**GIVEN TASK**
Do any lines in the data below contain "Центральная"? If so, copy every one of them.

**INFORMATION SUPPLIED**

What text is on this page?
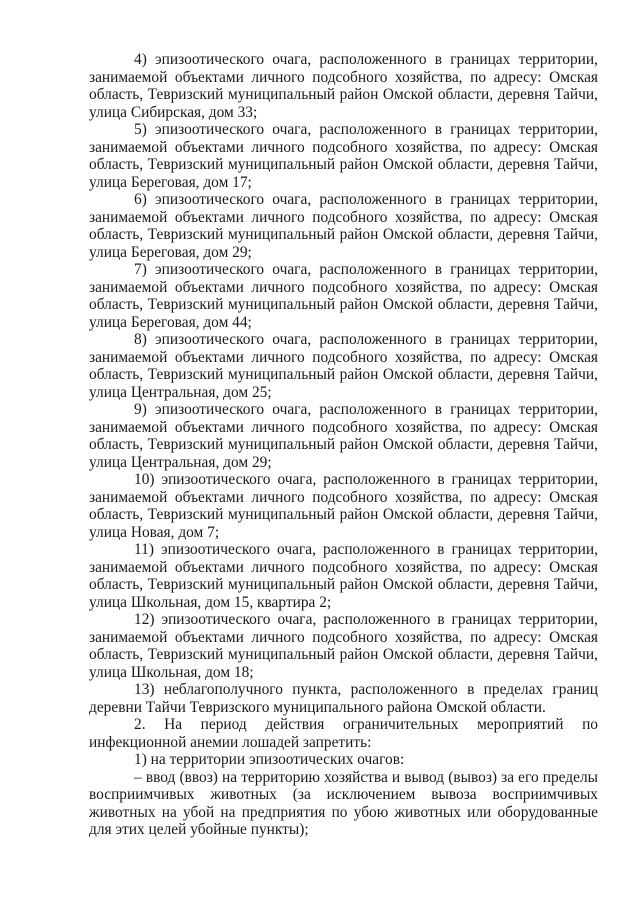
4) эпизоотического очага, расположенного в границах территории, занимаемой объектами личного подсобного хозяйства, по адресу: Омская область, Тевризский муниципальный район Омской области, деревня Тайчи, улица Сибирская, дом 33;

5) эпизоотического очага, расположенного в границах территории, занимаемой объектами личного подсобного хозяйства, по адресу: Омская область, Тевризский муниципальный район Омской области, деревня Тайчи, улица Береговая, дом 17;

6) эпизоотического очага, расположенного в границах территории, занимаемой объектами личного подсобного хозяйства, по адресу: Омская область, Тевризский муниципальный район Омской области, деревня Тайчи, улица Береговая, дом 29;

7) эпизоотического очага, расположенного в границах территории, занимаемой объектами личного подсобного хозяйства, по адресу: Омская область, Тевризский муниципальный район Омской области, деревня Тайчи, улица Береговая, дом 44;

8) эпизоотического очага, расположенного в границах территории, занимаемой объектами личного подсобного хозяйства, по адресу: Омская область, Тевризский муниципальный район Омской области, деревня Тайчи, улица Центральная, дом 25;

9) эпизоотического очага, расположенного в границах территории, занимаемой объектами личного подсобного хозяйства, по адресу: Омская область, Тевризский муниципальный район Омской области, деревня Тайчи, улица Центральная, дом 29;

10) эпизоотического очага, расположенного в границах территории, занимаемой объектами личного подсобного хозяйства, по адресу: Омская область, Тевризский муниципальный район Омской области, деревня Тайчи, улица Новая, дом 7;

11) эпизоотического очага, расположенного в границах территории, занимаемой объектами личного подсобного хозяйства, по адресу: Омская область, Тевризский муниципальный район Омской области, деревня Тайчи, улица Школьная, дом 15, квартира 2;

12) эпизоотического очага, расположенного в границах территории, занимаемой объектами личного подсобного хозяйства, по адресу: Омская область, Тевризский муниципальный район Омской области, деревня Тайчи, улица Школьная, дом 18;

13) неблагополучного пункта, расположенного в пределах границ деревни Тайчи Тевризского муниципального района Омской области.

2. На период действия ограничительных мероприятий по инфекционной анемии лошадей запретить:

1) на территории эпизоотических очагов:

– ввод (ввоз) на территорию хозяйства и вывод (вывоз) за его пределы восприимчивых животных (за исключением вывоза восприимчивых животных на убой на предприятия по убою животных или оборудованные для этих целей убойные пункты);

**ANSWER TO THIS EXERCISE**
8) эпизоотического очага, расположенного в границах территории, занимаемой объектами личного подсобного хозяйства, по адресу: Омская область, Тевризский муниципальный район Омской области, деревня Тайчи, улица Центральная, дом 25;
9) эпизоотического очага, расположенного в границах территории, занимаемой объектами личного подсобного хозяйства, по адресу: Омская область, Тевризский муниципальный район Омской области, деревня Тайчи, улица Центральная, дом 29;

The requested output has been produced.